Task requirements. Render this sentence from the text on manufacturing cylindrical rings with beads in Spanish: "The metal mold 6 is desirably composed of a metal with low electrical conductivity such as stainless steel."

#### Source document

Figs. 22(a) and 22(b) are a side view and a cross-sectional view taken along line A - A in Fig. 22(a), respectively, of the cylindrical ring reconnected by resin after being the cut off.
Figs. 23(a) and 23(b) are schematic views illustrating the arrangement of the holes and gaps between two adjacent hole lines when a cylindrical ring with beads having a large number of holes is cut off in the circumferential direction.
Figs. 24(a) and 24(b) are cross-sectional views before and after molding, respectively, illustrating a method for manufacturing a cylindrical ring with beads by electromagnetic forming.
Figs. 25(a) to 25(d) illustrate methods for producing base rings.

Best Mode for Carrying Out the Invention

Methods for manufacturing a cylindrical ring with beads according to the present invention and the resultant cylindrical ring with the beads will now be described in detail with reference to Figs. 1 to 25.
A base ring 1 shown in Fig. 1 is formed by roll-bending a plate of, for example, an aluminum alloy and by butt welding the ends. A reference numeral 2 denotes a connecting portion formed by the butt welding.
Fig. 3 illustrates a method for molding the base ring 1 by electromagnetic forming (flaring). In Fig. 3(a), a metal mold 6 is disposed adjacent to the outer circumference of the base ring 1, and has a molding face in the inner circumference and grooves 3 to 5 for forming beads on the molding face along the circumferential direction. A coil component 7 for electromagnetic forming is disposed adjacent to the inner circumference of the base ring 1. The molding face of the metal mold 6 is substantially rotationally symmetrical with respect to the central axis (although the molding face is not rotationally symmetrical with respect to the central axis in the strict sense of the word due to, for example, vents 11 (described below), the molding face can be substantially regarded to be rotationally symmetrical with respect to the central axis in terms of the functionality), and is substantially symmetrical with respect to a plane vertical to the axial direction at the central position of the axial direction. Moreover, the central position of the molding face of the metal mold 6 in the axial direction corresponds to that of the base ring 1 in the axial direction. Small gaps are provided between the outer circumference of the base ring 1 and the inner circumference of the metal mold 6, and between the inner circumference of the base ring 1 and the coil component 7.
The metal mold 6 is desirably composed of a metal with low electrical conductivity such as stainless steel. Materials other than metals, for example, structural materials having no electrical conductivity such as fiber-reinforced plastic or bakelite can also be employed. The grooves 3 to 5 formed on the molding face (inner circumference) of the metal mold 6 extend in the radial direction, and are undulated abreast with each other. Ends of the grooves 3 and 5 are connected to parallel end portions 8 and 9 of the molding face, respectively. Moreover, a large number of vents 11 for degassing are formed in bottom portions of the grooves 3 to 5 along the circumferential direction. The vents 11 may be long slits formed along the circumferential direction. The coil component 7 is formed of a molding coil 7a embedded in an electrical insulator.

########
#### Stored data

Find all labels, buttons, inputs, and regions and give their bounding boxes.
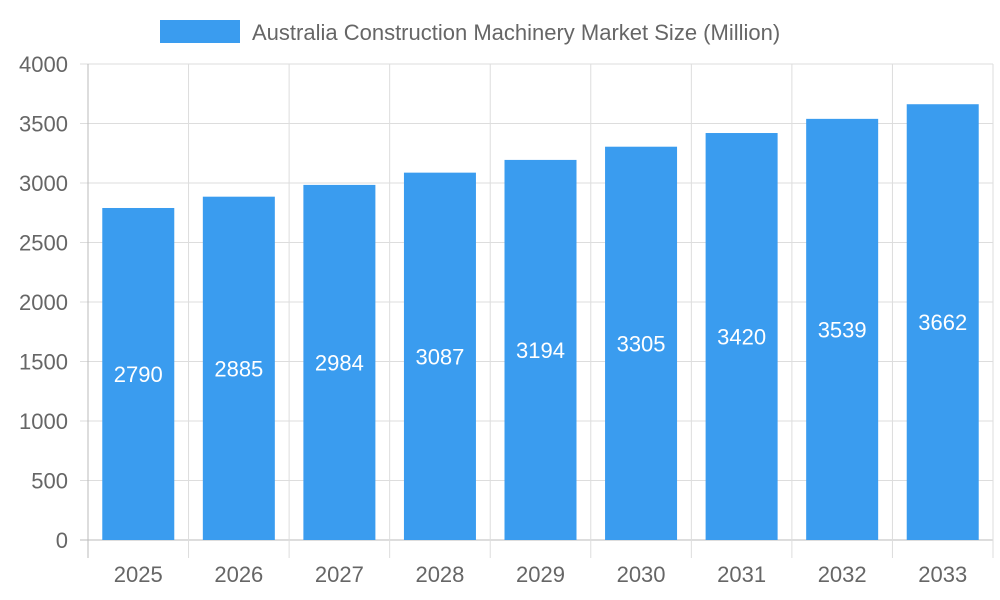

########

Answer to the problem. El molde metálico 6 está compuesto preferiblemente de un metal de baja conductividad eléctrica, como el acero inoxidable.